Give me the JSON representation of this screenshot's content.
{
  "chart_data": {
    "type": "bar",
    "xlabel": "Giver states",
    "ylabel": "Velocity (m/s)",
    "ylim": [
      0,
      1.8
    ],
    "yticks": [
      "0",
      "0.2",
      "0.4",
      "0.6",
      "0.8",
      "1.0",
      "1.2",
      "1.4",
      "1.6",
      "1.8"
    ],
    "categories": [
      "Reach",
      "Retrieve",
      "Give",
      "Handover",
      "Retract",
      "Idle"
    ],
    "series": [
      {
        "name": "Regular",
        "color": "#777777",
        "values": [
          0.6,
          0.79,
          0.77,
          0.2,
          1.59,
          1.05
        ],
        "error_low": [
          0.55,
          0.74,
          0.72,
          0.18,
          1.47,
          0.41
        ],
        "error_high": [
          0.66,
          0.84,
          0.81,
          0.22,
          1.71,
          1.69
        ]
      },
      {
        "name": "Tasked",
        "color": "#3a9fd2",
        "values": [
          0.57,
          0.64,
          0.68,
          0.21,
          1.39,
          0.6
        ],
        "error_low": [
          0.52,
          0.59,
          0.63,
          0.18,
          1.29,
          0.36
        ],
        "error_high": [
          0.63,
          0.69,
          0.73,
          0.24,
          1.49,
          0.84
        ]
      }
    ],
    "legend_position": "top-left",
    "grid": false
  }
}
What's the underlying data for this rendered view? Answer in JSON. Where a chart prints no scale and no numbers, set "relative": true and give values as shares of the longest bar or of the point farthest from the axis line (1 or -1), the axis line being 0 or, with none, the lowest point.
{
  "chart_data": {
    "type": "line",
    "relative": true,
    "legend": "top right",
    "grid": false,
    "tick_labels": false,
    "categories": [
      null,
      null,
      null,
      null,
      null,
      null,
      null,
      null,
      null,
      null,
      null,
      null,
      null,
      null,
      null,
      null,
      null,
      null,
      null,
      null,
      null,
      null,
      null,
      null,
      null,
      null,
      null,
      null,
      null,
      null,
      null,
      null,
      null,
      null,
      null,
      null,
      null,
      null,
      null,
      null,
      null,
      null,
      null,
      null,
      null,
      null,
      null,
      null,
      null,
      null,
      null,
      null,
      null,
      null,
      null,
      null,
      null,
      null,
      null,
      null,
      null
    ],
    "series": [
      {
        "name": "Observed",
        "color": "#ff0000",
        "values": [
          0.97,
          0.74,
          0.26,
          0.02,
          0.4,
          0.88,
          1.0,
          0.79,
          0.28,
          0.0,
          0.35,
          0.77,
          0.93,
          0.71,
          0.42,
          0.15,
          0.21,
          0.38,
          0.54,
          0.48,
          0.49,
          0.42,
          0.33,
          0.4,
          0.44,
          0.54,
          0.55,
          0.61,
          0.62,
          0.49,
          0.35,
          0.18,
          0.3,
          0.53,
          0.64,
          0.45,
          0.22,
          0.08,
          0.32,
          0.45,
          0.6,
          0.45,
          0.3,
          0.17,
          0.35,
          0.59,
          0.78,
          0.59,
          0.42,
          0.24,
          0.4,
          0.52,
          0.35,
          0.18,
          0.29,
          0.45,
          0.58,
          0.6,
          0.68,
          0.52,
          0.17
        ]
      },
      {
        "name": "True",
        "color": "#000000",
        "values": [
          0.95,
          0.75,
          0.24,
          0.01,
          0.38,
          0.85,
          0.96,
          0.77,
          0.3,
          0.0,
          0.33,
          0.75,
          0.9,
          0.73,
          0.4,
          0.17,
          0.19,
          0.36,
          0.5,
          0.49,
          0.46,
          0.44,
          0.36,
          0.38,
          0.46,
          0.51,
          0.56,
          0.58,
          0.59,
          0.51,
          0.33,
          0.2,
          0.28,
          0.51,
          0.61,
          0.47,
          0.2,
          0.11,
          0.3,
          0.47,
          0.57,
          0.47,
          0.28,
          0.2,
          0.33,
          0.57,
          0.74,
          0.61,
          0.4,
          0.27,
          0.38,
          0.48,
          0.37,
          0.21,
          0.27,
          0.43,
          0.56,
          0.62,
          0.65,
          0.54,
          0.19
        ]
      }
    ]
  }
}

## What is being asked
Report all lines of the data that include the word "false".

## Reply
    "grid": false
    "grid": false,
    "tick_labels": false,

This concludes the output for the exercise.